— What you should do —
Reproduce the data below verbatim, line for line, without changing a single character.

— Data excerpts —
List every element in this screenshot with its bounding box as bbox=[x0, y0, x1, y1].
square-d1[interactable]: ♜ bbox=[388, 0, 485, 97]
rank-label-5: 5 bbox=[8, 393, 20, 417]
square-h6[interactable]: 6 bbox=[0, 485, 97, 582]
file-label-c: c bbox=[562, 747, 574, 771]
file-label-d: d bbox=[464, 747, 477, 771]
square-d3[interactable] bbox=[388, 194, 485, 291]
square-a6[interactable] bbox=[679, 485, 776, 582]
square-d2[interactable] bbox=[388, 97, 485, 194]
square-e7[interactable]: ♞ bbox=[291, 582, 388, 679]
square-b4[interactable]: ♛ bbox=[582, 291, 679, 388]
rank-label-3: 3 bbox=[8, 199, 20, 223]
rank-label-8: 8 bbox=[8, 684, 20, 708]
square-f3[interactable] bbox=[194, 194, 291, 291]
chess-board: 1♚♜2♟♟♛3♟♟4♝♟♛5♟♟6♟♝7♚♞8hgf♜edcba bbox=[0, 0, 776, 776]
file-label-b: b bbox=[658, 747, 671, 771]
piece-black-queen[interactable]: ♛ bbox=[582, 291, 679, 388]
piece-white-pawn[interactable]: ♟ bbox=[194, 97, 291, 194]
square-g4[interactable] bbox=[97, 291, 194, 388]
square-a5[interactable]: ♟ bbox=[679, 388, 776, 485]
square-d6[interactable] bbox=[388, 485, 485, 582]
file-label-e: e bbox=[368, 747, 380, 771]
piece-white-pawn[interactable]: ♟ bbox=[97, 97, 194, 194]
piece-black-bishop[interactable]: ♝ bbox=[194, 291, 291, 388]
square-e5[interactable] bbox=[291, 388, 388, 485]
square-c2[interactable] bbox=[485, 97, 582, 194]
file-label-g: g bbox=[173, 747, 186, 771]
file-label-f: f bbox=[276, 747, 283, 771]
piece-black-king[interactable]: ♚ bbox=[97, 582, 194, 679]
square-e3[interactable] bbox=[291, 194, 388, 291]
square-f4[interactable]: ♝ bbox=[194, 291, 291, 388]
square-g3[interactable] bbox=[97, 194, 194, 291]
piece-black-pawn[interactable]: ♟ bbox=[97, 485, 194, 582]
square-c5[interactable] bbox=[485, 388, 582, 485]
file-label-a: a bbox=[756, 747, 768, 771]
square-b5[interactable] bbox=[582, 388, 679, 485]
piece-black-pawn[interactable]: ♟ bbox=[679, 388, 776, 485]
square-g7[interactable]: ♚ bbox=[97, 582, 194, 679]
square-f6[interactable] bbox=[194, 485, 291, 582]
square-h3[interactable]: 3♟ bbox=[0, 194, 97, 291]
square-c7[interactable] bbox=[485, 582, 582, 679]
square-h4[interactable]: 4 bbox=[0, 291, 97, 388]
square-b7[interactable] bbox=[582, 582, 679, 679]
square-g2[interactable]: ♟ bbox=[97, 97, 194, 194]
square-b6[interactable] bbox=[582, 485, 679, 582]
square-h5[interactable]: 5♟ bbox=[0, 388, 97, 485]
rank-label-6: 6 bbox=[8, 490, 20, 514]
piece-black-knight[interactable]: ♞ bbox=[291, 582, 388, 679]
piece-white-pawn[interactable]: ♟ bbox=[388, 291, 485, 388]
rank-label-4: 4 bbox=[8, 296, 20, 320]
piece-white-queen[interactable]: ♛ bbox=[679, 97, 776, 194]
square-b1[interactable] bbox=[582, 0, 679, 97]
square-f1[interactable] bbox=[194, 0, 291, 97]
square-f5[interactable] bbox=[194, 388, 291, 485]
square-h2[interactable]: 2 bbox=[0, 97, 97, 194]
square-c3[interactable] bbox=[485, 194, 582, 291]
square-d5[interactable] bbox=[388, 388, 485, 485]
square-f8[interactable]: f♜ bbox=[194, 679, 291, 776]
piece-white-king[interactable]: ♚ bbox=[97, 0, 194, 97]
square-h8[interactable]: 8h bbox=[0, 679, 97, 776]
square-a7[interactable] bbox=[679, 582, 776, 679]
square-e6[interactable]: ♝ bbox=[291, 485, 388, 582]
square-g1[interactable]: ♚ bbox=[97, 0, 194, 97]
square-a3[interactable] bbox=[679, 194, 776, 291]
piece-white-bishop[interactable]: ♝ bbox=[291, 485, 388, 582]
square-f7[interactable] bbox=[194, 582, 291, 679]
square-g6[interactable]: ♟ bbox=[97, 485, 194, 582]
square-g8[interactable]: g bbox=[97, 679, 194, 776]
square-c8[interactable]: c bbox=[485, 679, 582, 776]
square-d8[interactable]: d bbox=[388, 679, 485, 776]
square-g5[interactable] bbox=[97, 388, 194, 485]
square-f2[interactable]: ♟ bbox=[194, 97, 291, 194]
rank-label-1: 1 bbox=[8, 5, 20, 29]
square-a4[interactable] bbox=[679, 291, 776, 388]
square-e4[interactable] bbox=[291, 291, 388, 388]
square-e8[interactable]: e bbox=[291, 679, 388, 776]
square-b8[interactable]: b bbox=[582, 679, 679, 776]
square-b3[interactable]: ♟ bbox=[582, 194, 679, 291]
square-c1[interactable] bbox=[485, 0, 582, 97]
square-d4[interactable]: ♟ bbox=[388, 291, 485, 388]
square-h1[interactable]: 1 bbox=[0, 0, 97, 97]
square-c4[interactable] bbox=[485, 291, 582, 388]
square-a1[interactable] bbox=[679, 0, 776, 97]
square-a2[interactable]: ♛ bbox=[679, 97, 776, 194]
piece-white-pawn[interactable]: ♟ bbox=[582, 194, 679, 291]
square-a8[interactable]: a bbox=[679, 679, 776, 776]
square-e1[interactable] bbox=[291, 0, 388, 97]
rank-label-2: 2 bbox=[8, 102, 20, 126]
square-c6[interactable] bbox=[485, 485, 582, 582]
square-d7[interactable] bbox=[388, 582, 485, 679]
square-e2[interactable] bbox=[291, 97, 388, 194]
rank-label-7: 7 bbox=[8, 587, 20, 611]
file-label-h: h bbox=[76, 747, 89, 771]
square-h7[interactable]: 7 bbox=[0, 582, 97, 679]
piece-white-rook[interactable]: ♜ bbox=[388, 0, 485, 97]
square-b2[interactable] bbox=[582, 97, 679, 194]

— Answer to the problem —
List every element in this screenshot with its bounding box as bbox=[x0, y0, x1, y1].
square-d1[interactable]: ♜ bbox=[388, 0, 485, 97]
rank-label-5: 5 bbox=[8, 393, 20, 417]
square-h6[interactable]: 6 bbox=[0, 485, 97, 582]
file-label-c: c bbox=[562, 747, 574, 771]
file-label-d: d bbox=[464, 747, 477, 771]
square-d3[interactable] bbox=[388, 194, 485, 291]
square-a6[interactable] bbox=[679, 485, 776, 582]
square-d2[interactable] bbox=[388, 97, 485, 194]
square-e7[interactable]: ♞ bbox=[291, 582, 388, 679]
square-b4[interactable]: ♛ bbox=[582, 291, 679, 388]
rank-label-3: 3 bbox=[8, 199, 20, 223]
rank-label-8: 8 bbox=[8, 684, 20, 708]
square-f3[interactable] bbox=[194, 194, 291, 291]
chess-board: 1♚♜2♟♟♛3♟♟4♝♟♛5♟♟6♟♝7♚♞8hgf♜edcba bbox=[0, 0, 776, 776]
file-label-b: b bbox=[658, 747, 671, 771]
piece-black-queen[interactable]: ♛ bbox=[582, 291, 679, 388]
piece-white-pawn[interactable]: ♟ bbox=[194, 97, 291, 194]
square-g4[interactable] bbox=[97, 291, 194, 388]
square-a5[interactable]: ♟ bbox=[679, 388, 776, 485]
square-d6[interactable] bbox=[388, 485, 485, 582]
file-label-e: e bbox=[368, 747, 380, 771]
piece-white-pawn[interactable]: ♟ bbox=[97, 97, 194, 194]
piece-black-bishop[interactable]: ♝ bbox=[194, 291, 291, 388]
square-e5[interactable] bbox=[291, 388, 388, 485]
square-c2[interactable] bbox=[485, 97, 582, 194]
file-label-g: g bbox=[173, 747, 186, 771]
file-label-f: f bbox=[276, 747, 283, 771]
piece-black-king[interactable]: ♚ bbox=[97, 582, 194, 679]
square-e3[interactable] bbox=[291, 194, 388, 291]
square-f4[interactable]: ♝ bbox=[194, 291, 291, 388]
square-g3[interactable] bbox=[97, 194, 194, 291]
piece-black-pawn[interactable]: ♟ bbox=[97, 485, 194, 582]
square-c5[interactable] bbox=[485, 388, 582, 485]
file-label-a: a bbox=[756, 747, 768, 771]
square-b5[interactable] bbox=[582, 388, 679, 485]
piece-black-pawn[interactable]: ♟ bbox=[679, 388, 776, 485]
square-g7[interactable]: ♚ bbox=[97, 582, 194, 679]
square-f6[interactable] bbox=[194, 485, 291, 582]
square-h3[interactable]: 3♟ bbox=[0, 194, 97, 291]
square-c7[interactable] bbox=[485, 582, 582, 679]
square-h4[interactable]: 4 bbox=[0, 291, 97, 388]
square-b7[interactable] bbox=[582, 582, 679, 679]
square-g2[interactable]: ♟ bbox=[97, 97, 194, 194]
square-b6[interactable] bbox=[582, 485, 679, 582]
square-h5[interactable]: 5♟ bbox=[0, 388, 97, 485]
rank-label-6: 6 bbox=[8, 490, 20, 514]
piece-black-knight[interactable]: ♞ bbox=[291, 582, 388, 679]
piece-white-pawn[interactable]: ♟ bbox=[388, 291, 485, 388]
rank-label-4: 4 bbox=[8, 296, 20, 320]
piece-white-queen[interactable]: ♛ bbox=[679, 97, 776, 194]
square-b1[interactable] bbox=[582, 0, 679, 97]
square-f1[interactable] bbox=[194, 0, 291, 97]
square-f5[interactable] bbox=[194, 388, 291, 485]
square-h2[interactable]: 2 bbox=[0, 97, 97, 194]
square-c3[interactable] bbox=[485, 194, 582, 291]
square-d5[interactable] bbox=[388, 388, 485, 485]
square-f8[interactable]: f♜ bbox=[194, 679, 291, 776]
piece-white-king[interactable]: ♚ bbox=[97, 0, 194, 97]
square-h8[interactable]: 8h bbox=[0, 679, 97, 776]
square-a7[interactable] bbox=[679, 582, 776, 679]
square-e6[interactable]: ♝ bbox=[291, 485, 388, 582]
square-g1[interactable]: ♚ bbox=[97, 0, 194, 97]
square-a3[interactable] bbox=[679, 194, 776, 291]
piece-white-bishop[interactable]: ♝ bbox=[291, 485, 388, 582]
square-f7[interactable] bbox=[194, 582, 291, 679]
square-g6[interactable]: ♟ bbox=[97, 485, 194, 582]
square-g8[interactable]: g bbox=[97, 679, 194, 776]
square-c8[interactable]: c bbox=[485, 679, 582, 776]
square-d8[interactable]: d bbox=[388, 679, 485, 776]
square-g5[interactable] bbox=[97, 388, 194, 485]
square-f2[interactable]: ♟ bbox=[194, 97, 291, 194]
rank-label-1: 1 bbox=[8, 5, 20, 29]
square-a4[interactable] bbox=[679, 291, 776, 388]
square-e4[interactable] bbox=[291, 291, 388, 388]
square-e8[interactable]: e bbox=[291, 679, 388, 776]
square-b8[interactable]: b bbox=[582, 679, 679, 776]
square-b3[interactable]: ♟ bbox=[582, 194, 679, 291]
square-c1[interactable] bbox=[485, 0, 582, 97]
square-d4[interactable]: ♟ bbox=[388, 291, 485, 388]
square-h1[interactable]: 1 bbox=[0, 0, 97, 97]
square-c4[interactable] bbox=[485, 291, 582, 388]
square-a1[interactable] bbox=[679, 0, 776, 97]
square-a2[interactable]: ♛ bbox=[679, 97, 776, 194]
piece-white-pawn[interactable]: ♟ bbox=[582, 194, 679, 291]
square-a8[interactable]: a bbox=[679, 679, 776, 776]
square-e1[interactable] bbox=[291, 0, 388, 97]
rank-label-2: 2 bbox=[8, 102, 20, 126]
square-c6[interactable] bbox=[485, 485, 582, 582]
square-d7[interactable] bbox=[388, 582, 485, 679]
square-e2[interactable] bbox=[291, 97, 388, 194]
rank-label-7: 7 bbox=[8, 587, 20, 611]
file-label-h: h bbox=[76, 747, 89, 771]
square-h7[interactable]: 7 bbox=[0, 582, 97, 679]
piece-white-rook[interactable]: ♜ bbox=[388, 0, 485, 97]
square-b2[interactable] bbox=[582, 97, 679, 194]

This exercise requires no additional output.